### What is required
Could you transcribe the material below exactly, without leaving out a single line?

### Entries provided
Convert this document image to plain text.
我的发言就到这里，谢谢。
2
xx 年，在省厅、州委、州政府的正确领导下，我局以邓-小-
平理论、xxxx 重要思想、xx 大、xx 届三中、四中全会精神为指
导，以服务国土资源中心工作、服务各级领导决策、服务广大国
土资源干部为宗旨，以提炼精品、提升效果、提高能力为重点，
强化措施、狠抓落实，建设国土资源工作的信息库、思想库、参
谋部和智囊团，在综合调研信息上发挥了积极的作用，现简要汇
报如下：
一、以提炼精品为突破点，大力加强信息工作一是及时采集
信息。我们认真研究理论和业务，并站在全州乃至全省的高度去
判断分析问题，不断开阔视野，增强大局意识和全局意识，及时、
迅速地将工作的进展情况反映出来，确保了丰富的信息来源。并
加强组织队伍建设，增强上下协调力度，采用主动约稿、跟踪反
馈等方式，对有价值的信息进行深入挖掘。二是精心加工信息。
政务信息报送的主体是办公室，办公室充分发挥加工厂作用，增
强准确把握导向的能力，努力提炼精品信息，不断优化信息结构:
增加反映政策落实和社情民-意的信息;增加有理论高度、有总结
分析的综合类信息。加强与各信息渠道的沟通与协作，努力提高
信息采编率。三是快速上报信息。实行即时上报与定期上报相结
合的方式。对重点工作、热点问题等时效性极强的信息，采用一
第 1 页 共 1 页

### Answer
Convert this document image to plain text.
我的发言就到这里，谢谢。
2
xx 年，在省厅、州委、州政府的正确领导下，我局以邓-小-
平理论、xxxx 重要思想、xx 大、xx 届三中、四中全会精神为指
导，以服务国土资源中心工作、服务各级领导决策、服务广大国
土资源干部为宗旨，以提炼精品、提升效果、提高能力为重点，
强化措施、狠抓落实，建设国土资源工作的信息库、思想库、参
谋部和智囊团，在综合调研信息上发挥了积极的作用，现简要汇
报如下：
一、以提炼精品为突破点，大力加强信息工作一是及时采集
信息。我们认真研究理论和业务，并站在全州乃至全省的高度去
判断分析问题，不断开阔视野，增强大局意识和全局意识，及时、
迅速地将工作的进展情况反映出来，确保了丰富的信息来源。并
加强组织队伍建设，增强上下协调力度，采用主动约稿、跟踪反
馈等方式，对有价值的信息进行深入挖掘。二是精心加工信息。
政务信息报送的主体是办公室，办公室充分发挥加工厂作用，增
强准确把握导向的能力，努力提炼精品信息，不断优化信息结构:
增加反映政策落实和社情民-意的信息;增加有理论高度、有总结
分析的综合类信息。加强与各信息渠道的沟通与协作，努力提高
信息采编率。三是快速上报信息。实行即时上报与定期上报相结
合的方式。对重点工作、热点问题等时效性极强的信息，采用一
第 1 页 共 1 页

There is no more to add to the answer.